> [Requirement]:
Resume the ensemble Kalman filter passage below, picking up right after its final sentence.

> [Page excerpt]:
The ensemble Kalman filter (EnKF) has the great advantage of using flow-dependent background error covariance (BEC) and has been widely applied to state estimation in geophysics. The BEC is estimated by the background ensemble, and its characteristic is crucial since it determines how the observations are spread out to correct the model state. The space spanned by the background ensemble members (the ensemble space) is expected to capture the dynamically growing errors, and the ensemble space provides a basis for corrections.

However, the use of a finite ensemble size can cause the underestimation of background error variance, and the background error correlation is less optimally represented due to the sampling error. Therefore, the growing errors may not be well captured, and corrections from the EnKF are less optimal. Bocquet and Carrassi (2017) indicated that the stability of the EnKF relies on the subspace spanned by the ensemble members that represent the unstable–neutral subspace. In other words, maintaining the ensemble space is important for the EnKF performance. Strategies such as additive covariance inflation (Whitaker et al., 2008) or hybrid methods (Hamill and Snyder, 2000) are commonly used to increase the dimensionality of the ensemble. These methods expand the overall ensemble space but are operated empirically without a particular direction.

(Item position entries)
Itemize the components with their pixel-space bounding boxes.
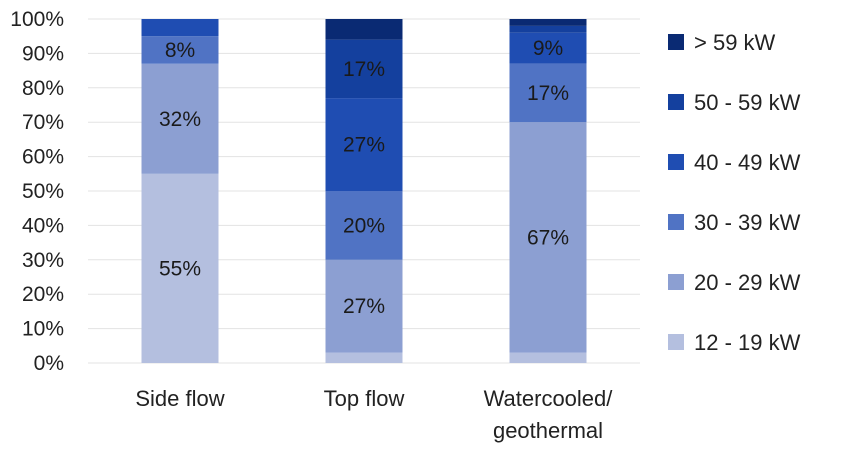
- y-tick-label: 50%: [22, 180, 64, 203]
- bar-segment: [325, 352, 403, 363]
- bar-segment: [509, 19, 587, 26]
- y-tick-label: 100%: [10, 8, 64, 31]
- legend-label: 30 - 39 kW: [694, 210, 801, 235]
- y-axis: 0% 10% 20% 30% 40% 50% 60% 70% 80% 90% 100%: [10, 8, 64, 375]
- bar-segment: [141, 173, 219, 363]
- y-tick-label: 30%: [22, 249, 64, 272]
- data-label: 17%: [527, 82, 569, 105]
- category-label: Top flow: [324, 386, 405, 411]
- legend-swatch: [668, 274, 684, 290]
- legend-label: 20 - 29 kW: [694, 270, 801, 295]
- bars: [141, 19, 587, 363]
- data-label: 8%: [165, 39, 195, 62]
- category-label: geothermal: [493, 418, 603, 443]
- bar-segment: [509, 122, 587, 353]
- bar-segment: [141, 36, 219, 64]
- bar-segment: [325, 98, 403, 191]
- data-label: 67%: [527, 226, 569, 249]
- y-tick-label: 10%: [22, 318, 64, 341]
- data-label: 27%: [343, 134, 385, 157]
- data-labels: 55% 32% 8% 27% 20% 27% 17% 67% 17% 9%: [159, 37, 569, 318]
- legend-label: 40 - 49 kW: [694, 150, 801, 175]
- data-label: 9%: [533, 37, 563, 60]
- y-tick-label: 60%: [22, 146, 64, 169]
- legend: > 59 kW 50 - 59 kW 40 - 49 kW 30 - 39 kW 20 …: [668, 30, 801, 355]
- legend-label: 12 - 19 kW: [694, 330, 801, 355]
- legend-label: > 59 kW: [694, 30, 776, 55]
- data-label: 27%: [343, 295, 385, 318]
- bar-segment: [141, 19, 219, 37]
- legend-label: 50 - 59 kW: [694, 90, 801, 115]
- legend-swatch: [668, 334, 684, 350]
- x-axis: Side flow Top flow Watercooled/geothermal: [135, 386, 613, 443]
- category-label: Side flow: [135, 386, 224, 411]
- y-tick-label: 80%: [22, 77, 64, 100]
- bar-segment: [325, 19, 403, 40]
- bar-segment: [325, 39, 403, 99]
- data-label: 17%: [343, 58, 385, 81]
- y-tick-label: 0%: [34, 352, 64, 375]
- legend-swatch: [668, 214, 684, 230]
- y-tick-label: 90%: [22, 42, 64, 65]
- bar-segment: [509, 352, 587, 363]
- bar-segment: [509, 32, 587, 64]
- y-tick-label: 70%: [22, 111, 64, 134]
- legend-swatch: [668, 94, 684, 110]
- bar-segment: [325, 259, 403, 353]
- category-label: Watercooled/: [484, 386, 614, 411]
- y-tick-label: 20%: [22, 283, 64, 306]
- bar-segment: [509, 25, 587, 33]
- y-tick-label: 40%: [22, 214, 64, 237]
- bar-segment: [509, 63, 587, 123]
- data-label: 20%: [343, 214, 385, 237]
- data-label: 32%: [159, 108, 201, 131]
- data-label: 55%: [159, 257, 201, 280]
- legend-swatch: [668, 34, 684, 50]
- bar-segment: [141, 63, 219, 174]
- bar-segment: [325, 191, 403, 260]
- legend-swatch: [668, 154, 684, 170]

> [Answer to the exercise]:
Previous studies have suggested that vectors stimulate the growing modes can improve the dimensionality of the ensemble space and the performance of the EnKF. For example, Carrassi et al. (2008) used bred vectors as the direction of the analysis increment to update the analysis states in an unstable area. Yang et al. (2015) used a two-sided method to apply the initial ensemble singular vectors (IESVs) as additive inflation to correct the fastest-growing errors in a quasi-geostrophic model. Chang et al. (2020), under the framework of a hybrid-gain data assimilation framework (Penny, 2014), used part of the variational information orthogonal to the EnKF analysis perturbation to correct the EnKF means. These studies emphasize the importance of generating additional effective correction. Inspired by these works, this study proposes generating pseudoensemble members to increase the ensemble space to better capture forecast errors without increasing the computational cost. We investigate whether the use of pseudomembers could improve the analysis and forecast and which type of pseudomember is most effective in this regard.

This paper is organized as follows. Section 2 introduces the generation of pseudomembers. Section 3 presents the impact of using pseudomembers for EnKF analysis. Section 4 provides the summary and discussion of this work.

## 2.1 General setup

This study conducts a series of Observation Simulation System Experiments (OSSEs) with the local ensemble transform Kalman filter (LETKF; Hunt et al., 2007) implemented in the 40-variable Lorenz-96 model (Lorenz, 1996; Lorenz and Emanuel, 1998) (see Appendix A for the detailed procedure). The standard set of experiments performs six-member LETKF every 30 steps with observations available every two grid points. Table 1 lists the details of the experiments and assimilation configurations.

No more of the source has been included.